[Figure contents as structured data]
========================
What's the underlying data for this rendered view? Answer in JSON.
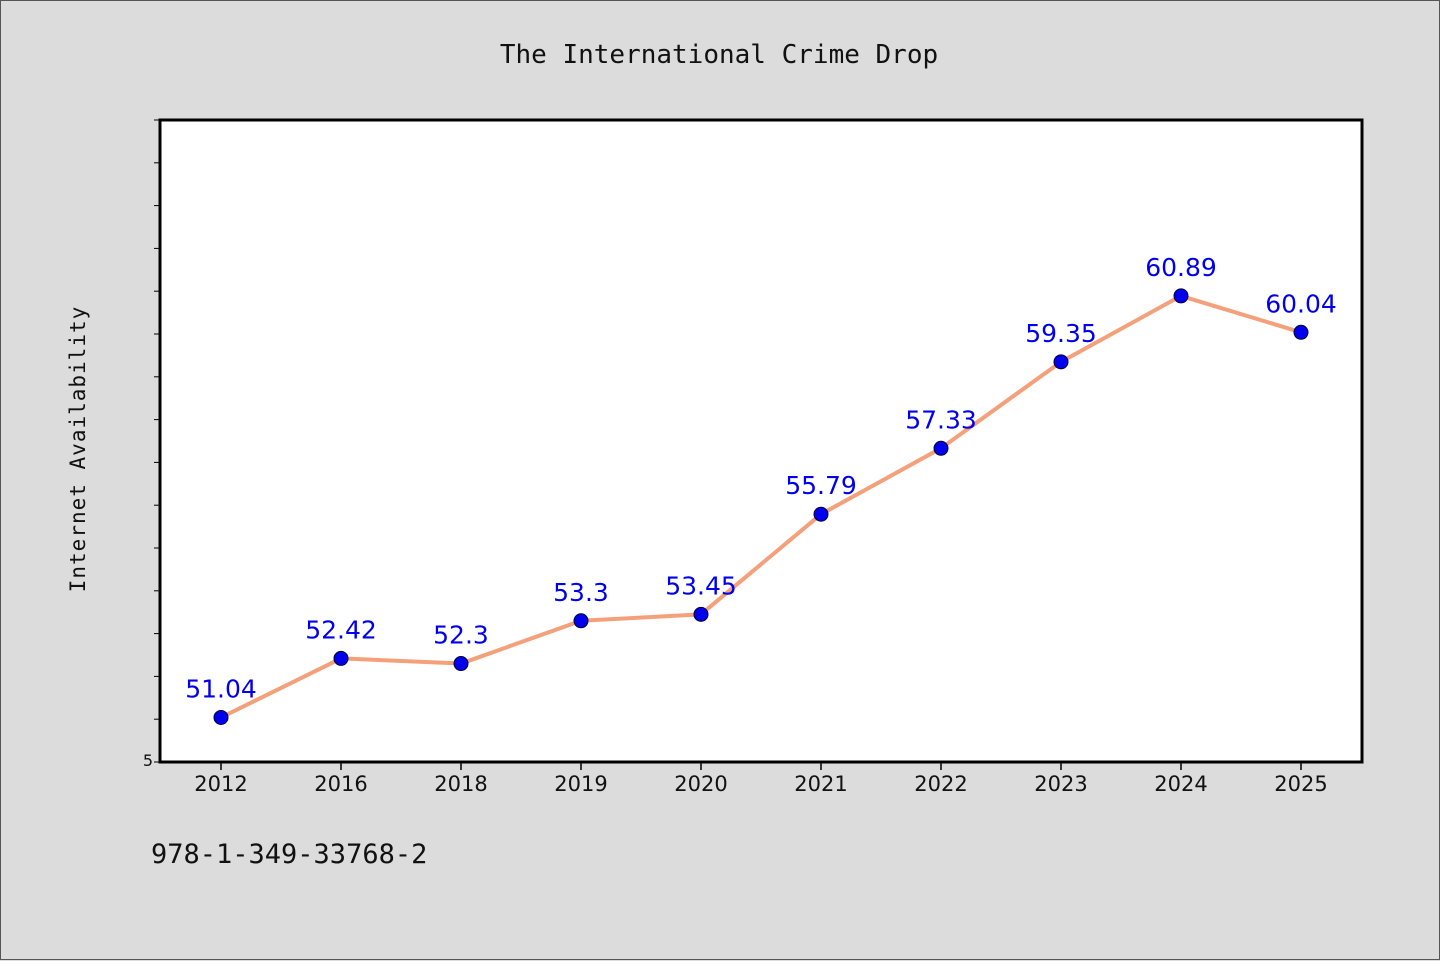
{
  "chart_data": {
    "type": "line",
    "title": "The International Crime Drop",
    "xlabel": "",
    "ylabel": "Internet Availability",
    "categories": [
      "2012",
      "2016",
      "2018",
      "2019",
      "2020",
      "2021",
      "2022",
      "2023",
      "2024",
      "2025"
    ],
    "series": [
      {
        "values": [
          51.04,
          52.42,
          52.3,
          53.3,
          53.45,
          55.79,
          57.33,
          59.35,
          60.89,
          60.04
        ],
        "labels": [
          "51.04",
          "52.42",
          "52.3",
          "53.3",
          "53.45",
          "55.79",
          "57.33",
          "59.35",
          "60.89",
          "60.04"
        ],
        "line_color": "#f4a07a",
        "marker_color": "#0000ee",
        "label_color": "#0000ee"
      }
    ],
    "ylim": [
      50,
      65
    ],
    "y_tick_step": 1,
    "y_tick_labels": [
      "5"
    ],
    "grid": false,
    "legend": "none"
  },
  "footer": {
    "code": "978-1-349-33768-2"
  },
  "colors": {
    "background": "#dcdcdc",
    "plot_background": "#ffffff",
    "axis": "#000000"
  }
}
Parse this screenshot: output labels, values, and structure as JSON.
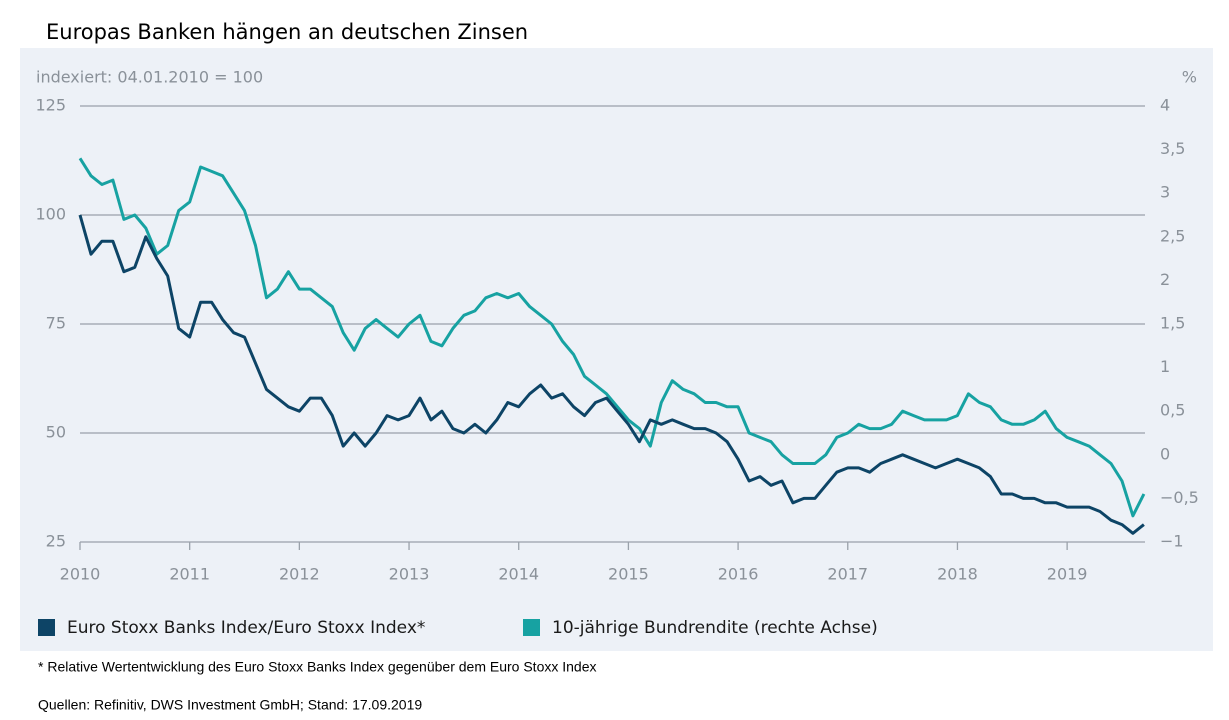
========================
WRITTEN REQUEST: Quote all the lines above exactly as given. Do not include the pictures.

EXERCISE SOLUTION:
What's the underlying data for this rendered view? Answer in JSON.
{
  "chart_data": {
    "type": "line",
    "title": "The International Crime Drop",
    "xlabel": "",
    "ylabel": "Internet Availability",
    "categories": [
      "2012",
      "2016",
      "2018",
      "2019",
      "2020",
      "2021",
      "2022",
      "2023",
      "2024",
      "2025"
    ],
    "series": [
      {
        "values": [
          51.04,
          52.42,
          52.3,
          53.3,
          53.45,
          55.79,
          57.33,
          59.35,
          60.89,
          60.04
        ],
        "labels": [
          "51.04",
          "52.42",
          "52.3",
          "53.3",
          "53.45",
          "55.79",
          "57.33",
          "59.35",
          "60.89",
          "60.04"
        ],
        "line_color": "#f4a07a",
        "marker_color": "#0000ee",
        "label_color": "#0000ee"
      }
    ],
    "ylim": [
      50,
      65
    ],
    "y_tick_step": 1,
    "y_tick_labels": [
      "5"
    ],
    "grid": false,
    "legend": "none"
  },
  "footer": {
    "code": "978-1-349-33768-2"
  },
  "colors": {
    "background": "#dcdcdc",
    "plot_background": "#ffffff",
    "axis": "#000000"
  }
}
Parse this screenshot: output labels, values, and structure as JSON.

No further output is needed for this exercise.